[Collected data]

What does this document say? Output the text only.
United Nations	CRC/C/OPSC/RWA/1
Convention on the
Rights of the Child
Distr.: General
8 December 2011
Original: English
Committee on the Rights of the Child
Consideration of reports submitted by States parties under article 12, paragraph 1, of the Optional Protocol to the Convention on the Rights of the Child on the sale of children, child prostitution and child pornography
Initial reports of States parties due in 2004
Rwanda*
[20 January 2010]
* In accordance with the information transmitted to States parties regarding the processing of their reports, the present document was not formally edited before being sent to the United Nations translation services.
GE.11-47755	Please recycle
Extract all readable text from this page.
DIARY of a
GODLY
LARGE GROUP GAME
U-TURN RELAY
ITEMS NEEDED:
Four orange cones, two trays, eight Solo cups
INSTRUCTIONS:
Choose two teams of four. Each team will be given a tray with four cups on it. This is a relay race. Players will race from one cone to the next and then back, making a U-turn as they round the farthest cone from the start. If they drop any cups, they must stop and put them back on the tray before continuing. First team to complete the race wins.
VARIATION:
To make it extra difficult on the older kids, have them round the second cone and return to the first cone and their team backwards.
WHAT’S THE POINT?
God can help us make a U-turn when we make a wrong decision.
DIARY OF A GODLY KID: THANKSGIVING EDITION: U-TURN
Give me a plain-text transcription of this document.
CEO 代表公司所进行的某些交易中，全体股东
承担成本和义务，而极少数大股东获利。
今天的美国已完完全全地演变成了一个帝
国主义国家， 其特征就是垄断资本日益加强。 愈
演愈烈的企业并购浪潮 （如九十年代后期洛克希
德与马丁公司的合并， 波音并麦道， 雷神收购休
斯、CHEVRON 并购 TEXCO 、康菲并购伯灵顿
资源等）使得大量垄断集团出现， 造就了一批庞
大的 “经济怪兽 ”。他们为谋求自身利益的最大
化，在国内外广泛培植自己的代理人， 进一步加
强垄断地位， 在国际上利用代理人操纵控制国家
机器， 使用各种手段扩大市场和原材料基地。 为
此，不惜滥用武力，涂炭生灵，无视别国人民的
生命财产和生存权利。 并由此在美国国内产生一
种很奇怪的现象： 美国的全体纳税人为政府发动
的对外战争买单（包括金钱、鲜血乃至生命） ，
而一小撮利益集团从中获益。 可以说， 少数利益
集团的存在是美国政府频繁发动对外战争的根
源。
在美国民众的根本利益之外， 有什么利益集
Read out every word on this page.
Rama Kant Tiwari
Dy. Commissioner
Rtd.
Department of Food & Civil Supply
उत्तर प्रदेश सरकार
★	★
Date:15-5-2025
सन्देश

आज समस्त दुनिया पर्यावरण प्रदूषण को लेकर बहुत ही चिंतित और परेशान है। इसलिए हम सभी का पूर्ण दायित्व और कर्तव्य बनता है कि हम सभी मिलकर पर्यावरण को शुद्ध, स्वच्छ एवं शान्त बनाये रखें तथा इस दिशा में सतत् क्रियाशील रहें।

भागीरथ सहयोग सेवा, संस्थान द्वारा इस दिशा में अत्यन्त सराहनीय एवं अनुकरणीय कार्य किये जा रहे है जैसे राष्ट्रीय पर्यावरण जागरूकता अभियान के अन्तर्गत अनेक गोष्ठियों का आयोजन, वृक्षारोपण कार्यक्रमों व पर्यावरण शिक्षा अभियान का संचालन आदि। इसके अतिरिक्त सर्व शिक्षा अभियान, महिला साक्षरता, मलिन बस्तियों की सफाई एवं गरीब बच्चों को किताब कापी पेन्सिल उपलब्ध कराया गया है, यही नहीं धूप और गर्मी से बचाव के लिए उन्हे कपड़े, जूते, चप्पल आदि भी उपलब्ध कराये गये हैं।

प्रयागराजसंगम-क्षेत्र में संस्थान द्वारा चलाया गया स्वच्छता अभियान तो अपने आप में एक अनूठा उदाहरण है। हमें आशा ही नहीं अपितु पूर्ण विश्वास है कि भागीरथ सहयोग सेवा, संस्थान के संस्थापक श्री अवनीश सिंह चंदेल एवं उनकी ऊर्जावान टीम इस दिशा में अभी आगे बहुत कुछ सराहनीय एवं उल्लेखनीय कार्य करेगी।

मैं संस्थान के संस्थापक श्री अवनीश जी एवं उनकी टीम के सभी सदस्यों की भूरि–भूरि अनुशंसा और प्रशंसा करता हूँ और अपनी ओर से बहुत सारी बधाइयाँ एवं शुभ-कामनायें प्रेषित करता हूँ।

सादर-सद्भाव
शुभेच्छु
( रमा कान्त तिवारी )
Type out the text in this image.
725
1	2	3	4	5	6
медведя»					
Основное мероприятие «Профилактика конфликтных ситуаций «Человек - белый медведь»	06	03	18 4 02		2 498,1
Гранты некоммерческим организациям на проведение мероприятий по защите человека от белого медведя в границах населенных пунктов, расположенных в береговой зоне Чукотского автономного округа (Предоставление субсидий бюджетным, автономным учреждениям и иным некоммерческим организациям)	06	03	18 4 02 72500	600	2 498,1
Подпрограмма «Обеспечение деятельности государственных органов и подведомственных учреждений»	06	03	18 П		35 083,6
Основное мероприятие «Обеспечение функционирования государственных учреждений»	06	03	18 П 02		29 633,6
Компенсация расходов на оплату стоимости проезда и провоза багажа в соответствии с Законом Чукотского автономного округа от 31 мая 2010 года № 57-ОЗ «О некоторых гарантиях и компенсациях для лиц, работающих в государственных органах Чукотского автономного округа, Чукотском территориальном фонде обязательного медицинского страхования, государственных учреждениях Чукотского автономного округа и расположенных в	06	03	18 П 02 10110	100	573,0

• Exercise:
Copy each line from the data above that includes "cups".

• Solution to the problem:
Four orange cones, two trays, eight Solo cups
Choose two teams of four. Each team will be given a tray with four cups on it. This is a relay race. Players will race from one cone to the next and then back, making a U-turn as they round the farthest cone from the start. If they drop any cups, they must stop and put them back on the tray before continuing. First team to complete the race wins.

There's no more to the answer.